[Aim of the task] Locate every line in the items below that contains the string "screenshot", and copy each such line in full.

[Data entries]
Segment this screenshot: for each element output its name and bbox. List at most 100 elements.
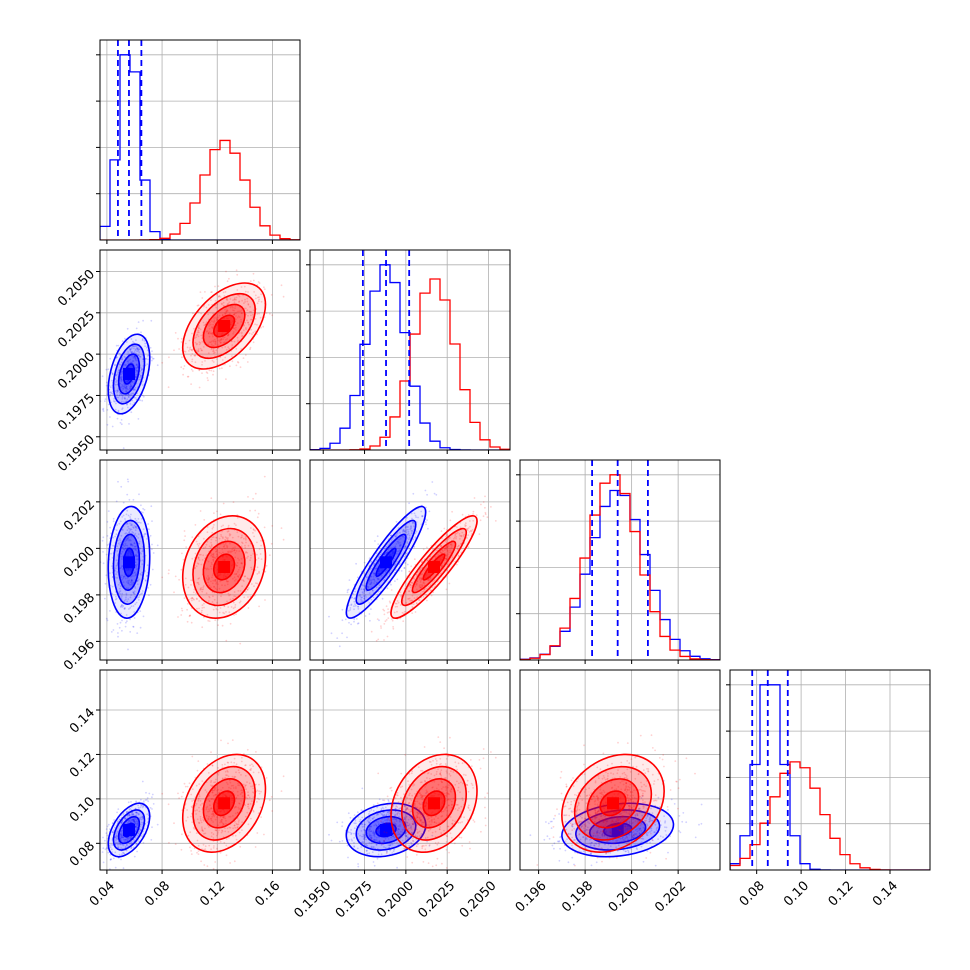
==
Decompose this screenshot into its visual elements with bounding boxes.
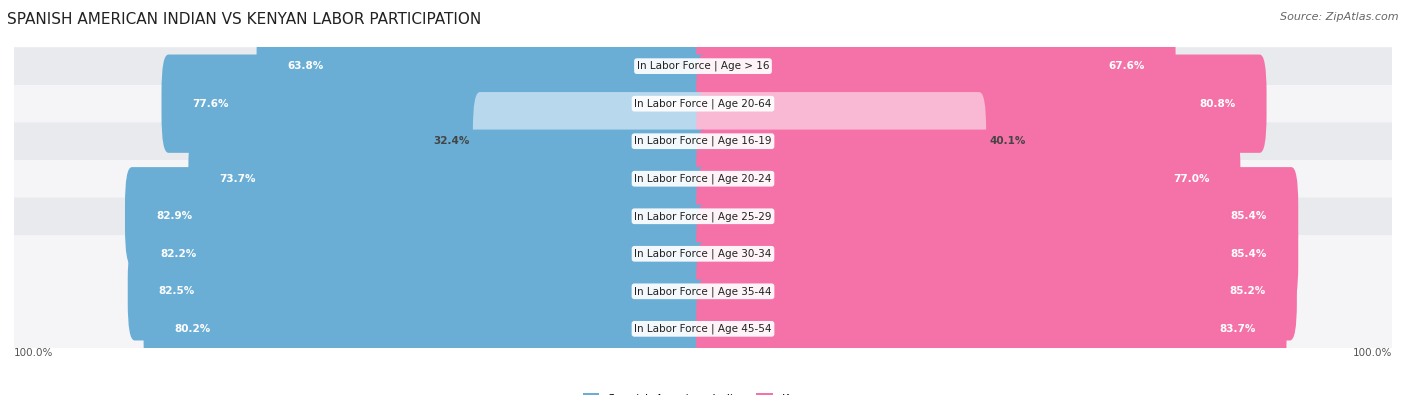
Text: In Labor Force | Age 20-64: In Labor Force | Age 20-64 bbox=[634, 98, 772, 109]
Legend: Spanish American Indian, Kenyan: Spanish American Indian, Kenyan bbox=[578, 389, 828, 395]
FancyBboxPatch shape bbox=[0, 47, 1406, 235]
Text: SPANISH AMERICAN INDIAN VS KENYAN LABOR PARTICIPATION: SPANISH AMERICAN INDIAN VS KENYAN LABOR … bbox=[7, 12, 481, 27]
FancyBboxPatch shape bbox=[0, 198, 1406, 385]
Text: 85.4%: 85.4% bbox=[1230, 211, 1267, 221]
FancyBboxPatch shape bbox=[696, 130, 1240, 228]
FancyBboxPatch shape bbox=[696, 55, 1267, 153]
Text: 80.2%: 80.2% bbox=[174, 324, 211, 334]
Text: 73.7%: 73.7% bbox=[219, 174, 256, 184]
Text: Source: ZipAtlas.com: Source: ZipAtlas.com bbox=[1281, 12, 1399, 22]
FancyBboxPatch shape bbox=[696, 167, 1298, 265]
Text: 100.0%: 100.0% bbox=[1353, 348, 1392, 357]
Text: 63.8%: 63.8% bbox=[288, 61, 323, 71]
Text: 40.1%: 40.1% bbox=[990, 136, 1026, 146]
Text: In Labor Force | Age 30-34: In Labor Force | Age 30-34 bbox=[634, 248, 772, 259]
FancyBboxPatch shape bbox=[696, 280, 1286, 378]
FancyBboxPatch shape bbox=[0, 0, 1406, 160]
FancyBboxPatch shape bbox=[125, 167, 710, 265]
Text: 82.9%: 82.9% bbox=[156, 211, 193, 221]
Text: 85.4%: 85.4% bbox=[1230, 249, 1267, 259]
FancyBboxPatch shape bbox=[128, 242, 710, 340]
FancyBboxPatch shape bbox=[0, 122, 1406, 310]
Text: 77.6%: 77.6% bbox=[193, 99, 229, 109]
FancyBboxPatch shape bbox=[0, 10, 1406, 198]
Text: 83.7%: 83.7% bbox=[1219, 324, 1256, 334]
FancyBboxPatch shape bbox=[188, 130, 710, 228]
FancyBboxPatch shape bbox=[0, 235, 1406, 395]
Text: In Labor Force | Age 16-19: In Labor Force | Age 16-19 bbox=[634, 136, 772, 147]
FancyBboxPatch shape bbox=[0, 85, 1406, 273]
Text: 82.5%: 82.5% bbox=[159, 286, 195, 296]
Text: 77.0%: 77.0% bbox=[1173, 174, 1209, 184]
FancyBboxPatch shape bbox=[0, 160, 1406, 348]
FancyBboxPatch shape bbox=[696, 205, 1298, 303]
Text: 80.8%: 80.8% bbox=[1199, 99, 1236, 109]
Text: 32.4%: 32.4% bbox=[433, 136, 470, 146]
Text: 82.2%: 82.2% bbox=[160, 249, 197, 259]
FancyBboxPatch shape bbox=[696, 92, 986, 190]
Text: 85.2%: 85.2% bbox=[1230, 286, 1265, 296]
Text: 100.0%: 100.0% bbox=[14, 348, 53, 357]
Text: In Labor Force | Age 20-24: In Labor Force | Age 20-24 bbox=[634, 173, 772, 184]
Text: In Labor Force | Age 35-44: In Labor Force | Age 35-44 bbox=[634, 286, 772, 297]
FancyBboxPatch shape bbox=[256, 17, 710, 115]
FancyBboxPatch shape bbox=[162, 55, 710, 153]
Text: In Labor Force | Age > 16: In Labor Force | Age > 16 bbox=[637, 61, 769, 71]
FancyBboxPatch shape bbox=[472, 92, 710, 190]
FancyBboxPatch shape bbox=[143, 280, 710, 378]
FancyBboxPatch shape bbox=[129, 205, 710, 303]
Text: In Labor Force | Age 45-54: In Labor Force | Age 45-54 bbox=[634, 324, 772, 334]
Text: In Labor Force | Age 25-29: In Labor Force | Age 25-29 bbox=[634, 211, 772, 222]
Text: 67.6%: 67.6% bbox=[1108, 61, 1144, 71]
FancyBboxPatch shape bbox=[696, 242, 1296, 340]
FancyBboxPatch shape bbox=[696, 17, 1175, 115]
---
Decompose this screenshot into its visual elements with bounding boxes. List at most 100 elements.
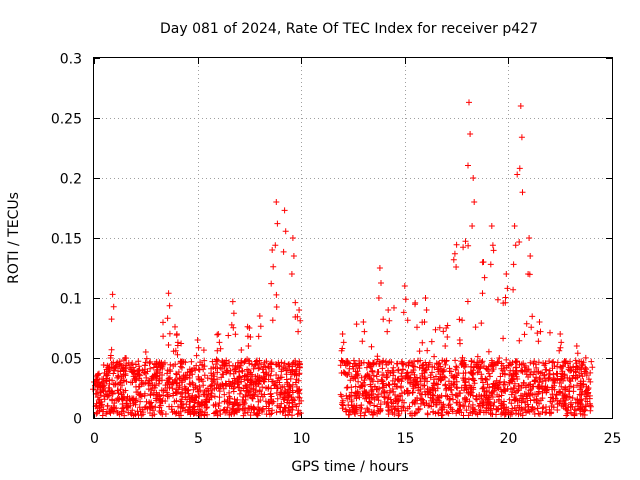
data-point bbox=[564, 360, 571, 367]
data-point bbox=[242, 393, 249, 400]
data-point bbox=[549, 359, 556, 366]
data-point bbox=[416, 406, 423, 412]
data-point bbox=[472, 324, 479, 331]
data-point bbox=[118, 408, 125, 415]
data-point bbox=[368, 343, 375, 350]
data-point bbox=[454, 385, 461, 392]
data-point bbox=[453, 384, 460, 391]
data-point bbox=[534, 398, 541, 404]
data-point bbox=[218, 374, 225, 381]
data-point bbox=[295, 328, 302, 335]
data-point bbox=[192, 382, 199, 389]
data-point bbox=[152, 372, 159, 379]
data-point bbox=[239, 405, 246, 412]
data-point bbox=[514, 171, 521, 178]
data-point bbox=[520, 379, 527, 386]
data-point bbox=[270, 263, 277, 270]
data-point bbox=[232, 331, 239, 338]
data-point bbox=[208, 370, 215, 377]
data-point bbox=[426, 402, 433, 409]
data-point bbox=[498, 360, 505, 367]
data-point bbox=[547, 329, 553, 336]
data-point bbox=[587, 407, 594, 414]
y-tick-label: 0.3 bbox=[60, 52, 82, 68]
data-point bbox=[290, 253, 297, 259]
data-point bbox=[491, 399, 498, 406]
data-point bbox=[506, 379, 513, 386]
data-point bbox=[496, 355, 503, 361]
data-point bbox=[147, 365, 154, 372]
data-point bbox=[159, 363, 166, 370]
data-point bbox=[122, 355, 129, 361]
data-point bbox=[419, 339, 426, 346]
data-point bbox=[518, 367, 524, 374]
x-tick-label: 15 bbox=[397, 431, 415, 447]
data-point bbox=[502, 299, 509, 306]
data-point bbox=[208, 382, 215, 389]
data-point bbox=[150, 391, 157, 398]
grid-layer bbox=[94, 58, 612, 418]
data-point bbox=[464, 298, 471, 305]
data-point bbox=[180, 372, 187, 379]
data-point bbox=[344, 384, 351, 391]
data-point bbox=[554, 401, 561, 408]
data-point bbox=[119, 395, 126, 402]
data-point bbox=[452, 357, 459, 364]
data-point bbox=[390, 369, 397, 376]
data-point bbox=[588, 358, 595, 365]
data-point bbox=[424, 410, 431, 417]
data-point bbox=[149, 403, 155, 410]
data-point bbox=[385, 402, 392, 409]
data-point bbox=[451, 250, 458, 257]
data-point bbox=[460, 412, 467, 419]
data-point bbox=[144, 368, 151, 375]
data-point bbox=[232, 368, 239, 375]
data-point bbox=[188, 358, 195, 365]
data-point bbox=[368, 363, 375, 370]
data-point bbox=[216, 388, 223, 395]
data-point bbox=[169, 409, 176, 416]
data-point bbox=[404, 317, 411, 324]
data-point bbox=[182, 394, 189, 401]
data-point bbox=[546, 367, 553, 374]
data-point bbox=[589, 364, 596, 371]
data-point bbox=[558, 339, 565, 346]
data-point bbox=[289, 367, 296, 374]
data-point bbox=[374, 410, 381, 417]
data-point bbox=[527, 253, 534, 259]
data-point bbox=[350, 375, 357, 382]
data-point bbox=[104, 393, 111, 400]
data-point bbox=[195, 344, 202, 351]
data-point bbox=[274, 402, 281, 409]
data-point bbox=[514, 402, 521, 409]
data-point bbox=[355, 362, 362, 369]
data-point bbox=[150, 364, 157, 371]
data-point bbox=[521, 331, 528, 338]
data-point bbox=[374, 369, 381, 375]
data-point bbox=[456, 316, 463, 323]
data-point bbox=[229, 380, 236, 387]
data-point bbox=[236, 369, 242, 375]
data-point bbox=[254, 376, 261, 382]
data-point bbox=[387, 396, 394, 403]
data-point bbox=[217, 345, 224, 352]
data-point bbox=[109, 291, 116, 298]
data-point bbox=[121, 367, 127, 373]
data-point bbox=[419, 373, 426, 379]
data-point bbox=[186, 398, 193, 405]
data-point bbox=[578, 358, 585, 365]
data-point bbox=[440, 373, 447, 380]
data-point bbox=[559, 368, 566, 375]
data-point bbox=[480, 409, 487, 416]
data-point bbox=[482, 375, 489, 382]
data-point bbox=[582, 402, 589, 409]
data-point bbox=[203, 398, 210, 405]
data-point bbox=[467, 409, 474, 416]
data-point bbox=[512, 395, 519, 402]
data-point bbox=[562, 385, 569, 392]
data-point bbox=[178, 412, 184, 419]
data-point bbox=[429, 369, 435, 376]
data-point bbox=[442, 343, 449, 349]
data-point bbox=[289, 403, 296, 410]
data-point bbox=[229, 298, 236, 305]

[Exercise result]
Segment this screenshot: for each element output its name and bbox. List at most 100 elements.
Decompose this screenshot into its visual elements with bounding boxes.
Decompose this screenshot into its visual elements with bounding boxes. List at most 100 elements.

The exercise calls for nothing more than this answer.